**What you have to do:** Copy out the mailing-list reply from "In-Reply-To: <56460608.2070107@kernel.dk>" to "(end >= i_size_read(bdev->bd_inode))", swapping "quick" for "brief".

**Passage provided:**
— BEGIN —
Re: [PATCH] block: create ioctl to discard-or-zeroout a range of blocks

From: "Darrick J. Wong" <darrick.wong@oracle.com>
To: Jens Axboe <axboe@kernel.dk>
Cc: "Seymour, Shane M" <shane.seymour@hpe.com>,
	Christoph Hellwig <hch@infradead.org>,
	"linux-kernel@vger.kernel.org" <linux-kernel@vger.kernel.org>,
	"linux-fsdevel@vger.kernel.org" <linux-fsdevel@vger.kernel.org>,
	"linux-api@vger.kernel.org" <linux-api@vger.kernel.org>,
	Jeff Layton <jlayton@poochiereds.net>,
	"J. Bruce Fields" <bfields@fieldses.org>,
	"martin.petersen@oracle.com" <martin.petersen@oracle.com>
Subject: Re: [PATCH] block: create ioctl to discard-or-zeroout a range of blocks
Date: Fri, 13 Nov 2015 13:36:04 -0800	[thread overview]
Message-ID: <20151113213604.GD2217@birch.djwong.org> (raw)
In-Reply-To: <56460608.2070107@kernel.dk>

On Fri, Nov 13, 2015 at 08:47:20AM -0700, Jens Axboe wrote:
> On 11/10/2015 11:14 PM, Darrick J. Wong wrote:
> >On Wed, Nov 11, 2015 at 05:30:07AM +0000, Seymour, Shane M wrote:
> >>A quick question about this part of the patch:
> >>
> >>>+	uint64_t end = start + len - 1;
> >>
> >>>+	if (end >= i_size_read(bdev->bd_inode))
> >>  		return -EINVAL;
> >>
> >>>+	/* Invalidate the page cache, including dirty pages */
> >>>+	mapping = bdev->bd_inode->i_mapping;
> >>>+	truncate_inode_pages_range(mapping, start, end);
> >>
> >>blk_ioctl_zeroout accepts unsigned values for start and end (uint64_t) but
> >>loff_t types are turned from i_size_read() and passed as the 2nd and 3rd
> >>values to truncate_inode_pages_range() and loff_t is a signed value. It
> >>should be possible to pass in some values would overflow the calculation of
> >>end causing the test on the value of end and the result of i_size_read to
> >>pass but then end up passing a large unsigned value for in start that would
> >>be implicitly converted to signed in truncate_inode_pages_range. I was
> >>wondering if you'd tested passing in data that would cause sign conversion
> >>issues when passed into truncate_inode_pages_range (does it handle it
> >>gracefully?) or should this code:
> >>
> >>	if (start & 511)
— END —
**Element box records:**
— BEGIN —
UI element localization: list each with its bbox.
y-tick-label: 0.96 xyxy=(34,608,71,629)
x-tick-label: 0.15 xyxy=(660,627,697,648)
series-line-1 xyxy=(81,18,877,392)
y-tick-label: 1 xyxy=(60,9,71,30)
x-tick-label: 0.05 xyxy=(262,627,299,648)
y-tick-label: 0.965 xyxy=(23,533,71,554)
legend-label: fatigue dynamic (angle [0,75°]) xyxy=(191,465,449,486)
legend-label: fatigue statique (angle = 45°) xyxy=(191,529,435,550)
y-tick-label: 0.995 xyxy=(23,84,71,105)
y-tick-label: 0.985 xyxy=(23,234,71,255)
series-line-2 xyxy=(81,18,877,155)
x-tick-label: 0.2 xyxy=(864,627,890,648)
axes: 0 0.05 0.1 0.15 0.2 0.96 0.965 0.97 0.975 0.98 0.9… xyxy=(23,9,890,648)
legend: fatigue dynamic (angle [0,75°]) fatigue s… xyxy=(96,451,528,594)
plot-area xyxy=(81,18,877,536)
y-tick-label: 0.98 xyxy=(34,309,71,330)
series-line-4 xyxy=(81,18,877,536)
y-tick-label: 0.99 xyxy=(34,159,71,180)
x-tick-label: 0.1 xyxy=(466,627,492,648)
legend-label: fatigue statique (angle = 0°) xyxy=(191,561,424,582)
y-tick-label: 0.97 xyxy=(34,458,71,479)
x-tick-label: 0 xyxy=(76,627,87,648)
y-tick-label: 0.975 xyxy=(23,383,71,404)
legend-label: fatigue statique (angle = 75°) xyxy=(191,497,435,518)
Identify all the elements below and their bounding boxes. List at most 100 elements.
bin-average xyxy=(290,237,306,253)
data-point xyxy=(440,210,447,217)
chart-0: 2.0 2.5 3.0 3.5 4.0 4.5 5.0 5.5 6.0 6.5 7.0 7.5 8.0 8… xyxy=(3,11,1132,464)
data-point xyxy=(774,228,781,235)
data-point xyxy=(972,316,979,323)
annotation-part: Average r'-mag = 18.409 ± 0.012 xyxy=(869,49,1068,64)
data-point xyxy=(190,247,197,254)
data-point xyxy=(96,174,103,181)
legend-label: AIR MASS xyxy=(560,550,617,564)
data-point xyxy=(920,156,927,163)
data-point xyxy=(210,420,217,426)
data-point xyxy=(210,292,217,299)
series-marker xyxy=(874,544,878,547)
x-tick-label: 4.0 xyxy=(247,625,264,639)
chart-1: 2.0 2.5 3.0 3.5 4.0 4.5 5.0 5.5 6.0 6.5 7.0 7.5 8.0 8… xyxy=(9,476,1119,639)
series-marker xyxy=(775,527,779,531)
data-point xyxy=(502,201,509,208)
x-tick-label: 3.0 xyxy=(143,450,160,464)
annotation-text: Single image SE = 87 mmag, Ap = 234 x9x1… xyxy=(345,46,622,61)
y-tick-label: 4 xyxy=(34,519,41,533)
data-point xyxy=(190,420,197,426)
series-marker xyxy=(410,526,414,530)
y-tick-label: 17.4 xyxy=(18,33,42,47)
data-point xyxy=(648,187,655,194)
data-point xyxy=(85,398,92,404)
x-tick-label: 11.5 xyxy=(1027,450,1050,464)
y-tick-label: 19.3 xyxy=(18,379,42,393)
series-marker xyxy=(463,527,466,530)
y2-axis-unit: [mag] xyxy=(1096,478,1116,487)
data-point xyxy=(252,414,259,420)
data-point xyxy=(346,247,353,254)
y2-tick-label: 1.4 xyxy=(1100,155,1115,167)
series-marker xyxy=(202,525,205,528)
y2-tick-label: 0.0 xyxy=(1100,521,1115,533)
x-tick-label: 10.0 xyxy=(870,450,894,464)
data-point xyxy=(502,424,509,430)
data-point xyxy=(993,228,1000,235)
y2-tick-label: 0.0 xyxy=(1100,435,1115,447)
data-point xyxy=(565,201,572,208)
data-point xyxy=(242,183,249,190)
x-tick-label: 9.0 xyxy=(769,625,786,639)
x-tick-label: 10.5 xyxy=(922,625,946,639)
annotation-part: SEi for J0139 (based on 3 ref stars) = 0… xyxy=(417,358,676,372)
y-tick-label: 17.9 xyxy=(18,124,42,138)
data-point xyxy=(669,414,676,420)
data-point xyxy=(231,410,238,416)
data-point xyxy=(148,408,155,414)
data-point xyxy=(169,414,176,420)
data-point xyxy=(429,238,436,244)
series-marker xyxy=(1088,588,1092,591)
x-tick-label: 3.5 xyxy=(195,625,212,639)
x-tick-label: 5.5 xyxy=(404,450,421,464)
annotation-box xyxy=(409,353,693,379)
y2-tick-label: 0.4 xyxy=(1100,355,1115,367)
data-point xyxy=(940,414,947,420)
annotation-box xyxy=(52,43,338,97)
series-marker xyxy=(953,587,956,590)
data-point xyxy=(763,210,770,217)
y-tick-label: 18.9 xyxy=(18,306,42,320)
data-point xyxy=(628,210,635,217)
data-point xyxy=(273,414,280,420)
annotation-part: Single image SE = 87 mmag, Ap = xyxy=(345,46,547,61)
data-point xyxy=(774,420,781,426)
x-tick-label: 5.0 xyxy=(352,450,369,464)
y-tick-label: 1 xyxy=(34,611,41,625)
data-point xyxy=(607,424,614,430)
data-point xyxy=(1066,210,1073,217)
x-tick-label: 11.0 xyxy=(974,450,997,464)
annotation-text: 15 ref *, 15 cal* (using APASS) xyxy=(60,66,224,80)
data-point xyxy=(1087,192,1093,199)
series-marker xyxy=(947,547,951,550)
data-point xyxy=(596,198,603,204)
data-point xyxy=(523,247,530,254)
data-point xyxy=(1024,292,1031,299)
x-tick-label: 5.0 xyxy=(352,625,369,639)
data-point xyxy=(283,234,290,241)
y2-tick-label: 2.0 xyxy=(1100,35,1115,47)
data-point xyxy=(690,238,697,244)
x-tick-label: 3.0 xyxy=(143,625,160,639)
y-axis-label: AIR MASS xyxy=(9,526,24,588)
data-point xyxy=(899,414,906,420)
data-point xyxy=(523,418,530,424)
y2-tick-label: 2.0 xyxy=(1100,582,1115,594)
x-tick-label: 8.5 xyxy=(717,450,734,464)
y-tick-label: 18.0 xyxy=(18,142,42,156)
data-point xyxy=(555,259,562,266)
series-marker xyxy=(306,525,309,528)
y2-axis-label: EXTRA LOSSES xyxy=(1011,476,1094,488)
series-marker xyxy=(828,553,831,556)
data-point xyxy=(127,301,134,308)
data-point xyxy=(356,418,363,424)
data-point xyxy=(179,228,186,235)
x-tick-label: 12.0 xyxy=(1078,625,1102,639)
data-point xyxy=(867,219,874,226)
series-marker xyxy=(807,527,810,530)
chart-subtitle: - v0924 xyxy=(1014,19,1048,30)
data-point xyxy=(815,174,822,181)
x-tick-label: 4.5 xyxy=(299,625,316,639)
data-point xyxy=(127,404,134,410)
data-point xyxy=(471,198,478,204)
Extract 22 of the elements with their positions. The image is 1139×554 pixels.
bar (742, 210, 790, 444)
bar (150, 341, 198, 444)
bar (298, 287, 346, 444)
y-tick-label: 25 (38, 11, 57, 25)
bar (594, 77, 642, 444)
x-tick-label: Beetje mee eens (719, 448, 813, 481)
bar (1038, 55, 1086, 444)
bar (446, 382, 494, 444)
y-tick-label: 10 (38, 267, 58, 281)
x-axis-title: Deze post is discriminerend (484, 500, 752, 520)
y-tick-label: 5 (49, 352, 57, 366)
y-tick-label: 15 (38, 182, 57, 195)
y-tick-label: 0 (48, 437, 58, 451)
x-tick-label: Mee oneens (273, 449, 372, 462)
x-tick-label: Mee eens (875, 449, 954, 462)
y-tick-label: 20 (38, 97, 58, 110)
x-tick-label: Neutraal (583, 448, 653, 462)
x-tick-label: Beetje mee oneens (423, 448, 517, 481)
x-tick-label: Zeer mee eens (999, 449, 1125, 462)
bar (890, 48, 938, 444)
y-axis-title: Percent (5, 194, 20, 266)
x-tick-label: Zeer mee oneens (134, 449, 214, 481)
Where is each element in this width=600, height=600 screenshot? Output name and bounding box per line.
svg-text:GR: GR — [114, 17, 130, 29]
— END —
**Response to the exercise:**
In-Reply-To: <56460608.2070107@kernel.dk>

On Fri, Nov 13, 2015 at 08:47:20AM -0700, Jens Axboe wrote:
> On 11/10/2015 11:14 PM, Darrick J. Wong wrote:
> >On Wed, Nov 11, 2015 at 05:30:07AM +0000, Seymour, Shane M wrote:
> >>A brief question about this part of the patch:
> >>
> >>>+	uint64_t end = start + len - 1;
> >>
> >>>+	if (end >= i_size_read(bdev->bd_inode))